**SELECTED TEXT**
You can also use special formatting additions to the tag name. For example:

print "Header signature: ", h.sprintf("%{DSAHEADER:pgpsig}")

print "%-20s: %s" % ('Installed on', h.sprintf("%{INSTALLTID:date}") )

You can combine this information into functions that print out header entries with specific formatting. For example:

def nvr(h):

return h.sprintf("%{NAME}-%{VERSION}-%{RELEASE}")

Note that you only really need to use sprintf when you need the format modifiers, such as date on %{INSTALLTID:date}. In most other cases, Python’s string-handling functions will work better.

16.3.4. Querying for specific packages

When you call dbMatch on a transaction set object, passing no parameters means to iterate over the entire set of installed packages in the RPM database. You can also query for specific packages using dbMatch. To do so, you need to pass the name of a tag in the header, as well as the value for that tag that you are looking for. The basic syntax follows:

mi = ts.dbMatch(tag_name, value)

For example, to query for all packages named sendmail, use code like the following:

mi = ts.dbMatch('name', 'sendmail')

The call to dbMatch returns an rpmdbMatchIterator. You can query on any of the tags in the header, but by far the most common query is by name.

Note

Some matches are fast and some are much slower. If you try to match on a tag that is indexed in the RPM database, the matches will perform much faster than for those tags that are not indexes. To determine which tags are indexed, look at the files in /var/lib/rpm. For example, Name and Requirename are files in /var/lib/rpm. These tags are indexed and will therefore match quickly.

**DATA EXTRACT**
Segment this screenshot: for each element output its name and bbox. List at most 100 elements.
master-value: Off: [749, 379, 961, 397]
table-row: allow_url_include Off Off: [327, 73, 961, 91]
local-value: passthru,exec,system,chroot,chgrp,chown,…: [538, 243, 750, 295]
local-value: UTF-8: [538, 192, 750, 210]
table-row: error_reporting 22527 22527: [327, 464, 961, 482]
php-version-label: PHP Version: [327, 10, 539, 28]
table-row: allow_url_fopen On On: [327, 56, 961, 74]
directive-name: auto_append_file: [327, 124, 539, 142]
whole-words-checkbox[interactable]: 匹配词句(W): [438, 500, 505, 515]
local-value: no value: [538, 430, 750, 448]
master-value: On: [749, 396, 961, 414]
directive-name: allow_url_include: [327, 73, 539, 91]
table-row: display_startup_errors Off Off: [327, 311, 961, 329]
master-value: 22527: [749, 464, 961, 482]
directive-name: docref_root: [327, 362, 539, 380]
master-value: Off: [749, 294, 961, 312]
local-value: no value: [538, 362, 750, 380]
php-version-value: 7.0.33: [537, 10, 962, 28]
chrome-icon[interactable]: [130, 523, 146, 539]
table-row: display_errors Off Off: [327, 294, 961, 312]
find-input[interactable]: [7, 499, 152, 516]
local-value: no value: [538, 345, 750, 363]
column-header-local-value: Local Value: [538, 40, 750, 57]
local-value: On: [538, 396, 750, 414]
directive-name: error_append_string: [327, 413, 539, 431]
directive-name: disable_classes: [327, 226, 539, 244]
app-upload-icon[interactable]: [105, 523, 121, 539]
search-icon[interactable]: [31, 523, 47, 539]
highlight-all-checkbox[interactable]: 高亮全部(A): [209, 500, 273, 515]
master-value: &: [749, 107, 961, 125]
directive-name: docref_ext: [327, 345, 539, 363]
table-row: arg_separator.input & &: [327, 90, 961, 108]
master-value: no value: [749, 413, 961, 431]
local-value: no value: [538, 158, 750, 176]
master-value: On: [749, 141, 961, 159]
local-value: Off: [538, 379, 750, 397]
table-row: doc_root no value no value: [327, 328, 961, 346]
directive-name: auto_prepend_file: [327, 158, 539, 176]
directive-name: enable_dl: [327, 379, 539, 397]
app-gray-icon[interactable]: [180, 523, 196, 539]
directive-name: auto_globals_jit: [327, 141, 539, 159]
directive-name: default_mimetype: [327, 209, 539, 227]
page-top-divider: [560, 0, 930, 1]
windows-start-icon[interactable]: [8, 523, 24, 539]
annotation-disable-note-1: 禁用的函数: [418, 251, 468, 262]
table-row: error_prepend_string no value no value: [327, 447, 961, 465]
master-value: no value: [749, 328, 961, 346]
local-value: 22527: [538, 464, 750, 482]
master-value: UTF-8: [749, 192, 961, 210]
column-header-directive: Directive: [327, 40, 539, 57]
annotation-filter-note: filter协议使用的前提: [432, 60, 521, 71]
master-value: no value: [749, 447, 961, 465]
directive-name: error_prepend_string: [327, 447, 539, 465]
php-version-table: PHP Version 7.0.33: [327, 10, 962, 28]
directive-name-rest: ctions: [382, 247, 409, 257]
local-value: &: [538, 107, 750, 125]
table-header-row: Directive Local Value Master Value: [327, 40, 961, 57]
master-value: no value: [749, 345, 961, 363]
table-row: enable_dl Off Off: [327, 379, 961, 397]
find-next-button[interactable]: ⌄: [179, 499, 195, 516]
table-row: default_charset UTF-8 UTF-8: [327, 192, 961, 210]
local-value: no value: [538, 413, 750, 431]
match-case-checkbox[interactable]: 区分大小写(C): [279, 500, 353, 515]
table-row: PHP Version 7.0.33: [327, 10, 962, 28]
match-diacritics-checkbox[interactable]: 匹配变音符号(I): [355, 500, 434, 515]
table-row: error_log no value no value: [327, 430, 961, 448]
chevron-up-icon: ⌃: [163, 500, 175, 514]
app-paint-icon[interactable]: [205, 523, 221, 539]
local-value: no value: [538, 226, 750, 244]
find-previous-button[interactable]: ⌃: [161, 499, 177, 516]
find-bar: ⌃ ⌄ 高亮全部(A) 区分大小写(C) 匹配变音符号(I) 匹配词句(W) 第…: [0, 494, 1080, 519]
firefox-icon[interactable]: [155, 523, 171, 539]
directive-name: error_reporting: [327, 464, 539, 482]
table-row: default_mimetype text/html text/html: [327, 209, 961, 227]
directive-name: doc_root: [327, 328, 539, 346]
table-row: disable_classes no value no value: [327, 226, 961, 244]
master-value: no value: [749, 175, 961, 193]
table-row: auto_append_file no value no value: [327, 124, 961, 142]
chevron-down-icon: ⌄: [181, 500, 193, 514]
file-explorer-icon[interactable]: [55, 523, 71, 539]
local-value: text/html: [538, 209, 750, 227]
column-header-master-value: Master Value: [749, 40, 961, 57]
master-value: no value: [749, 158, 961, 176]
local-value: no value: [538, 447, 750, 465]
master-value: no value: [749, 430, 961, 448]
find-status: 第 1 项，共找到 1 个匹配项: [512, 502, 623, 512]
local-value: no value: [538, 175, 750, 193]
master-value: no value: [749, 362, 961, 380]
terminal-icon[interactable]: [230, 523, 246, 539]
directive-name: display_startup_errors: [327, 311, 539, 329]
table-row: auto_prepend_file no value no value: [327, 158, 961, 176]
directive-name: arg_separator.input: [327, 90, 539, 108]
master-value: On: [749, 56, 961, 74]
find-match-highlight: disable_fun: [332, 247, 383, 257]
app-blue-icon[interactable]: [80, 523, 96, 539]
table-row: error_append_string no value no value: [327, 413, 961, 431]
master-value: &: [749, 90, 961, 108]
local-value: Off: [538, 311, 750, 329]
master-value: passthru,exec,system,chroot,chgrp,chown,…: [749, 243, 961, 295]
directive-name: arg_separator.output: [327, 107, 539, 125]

**SET PROBLEM**
In the RPM excerpt, what does a call to dbMatch return? The items are separate material, unrelated to the RPM excerpt.

**EXERCISE SOLUTION**
An rpmdbMatchIterator.